--- What the task asks ---
Look through the listing below and report how many lines contain "Papertrans", as a bare number.

START

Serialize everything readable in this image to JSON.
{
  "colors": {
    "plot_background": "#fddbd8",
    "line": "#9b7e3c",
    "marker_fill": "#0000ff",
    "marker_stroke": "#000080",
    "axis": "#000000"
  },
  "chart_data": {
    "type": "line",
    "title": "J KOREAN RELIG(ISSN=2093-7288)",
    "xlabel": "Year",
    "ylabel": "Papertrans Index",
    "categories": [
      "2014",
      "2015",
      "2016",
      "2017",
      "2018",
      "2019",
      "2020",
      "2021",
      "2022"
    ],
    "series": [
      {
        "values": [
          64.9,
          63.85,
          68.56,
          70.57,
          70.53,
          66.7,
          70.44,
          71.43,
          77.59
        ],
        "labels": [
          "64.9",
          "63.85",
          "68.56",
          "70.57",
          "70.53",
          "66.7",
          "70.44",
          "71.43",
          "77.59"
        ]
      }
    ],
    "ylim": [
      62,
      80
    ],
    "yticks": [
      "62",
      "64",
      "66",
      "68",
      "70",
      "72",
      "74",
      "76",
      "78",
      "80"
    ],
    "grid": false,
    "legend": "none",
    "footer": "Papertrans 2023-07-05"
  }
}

END

--- Output for this task ---
2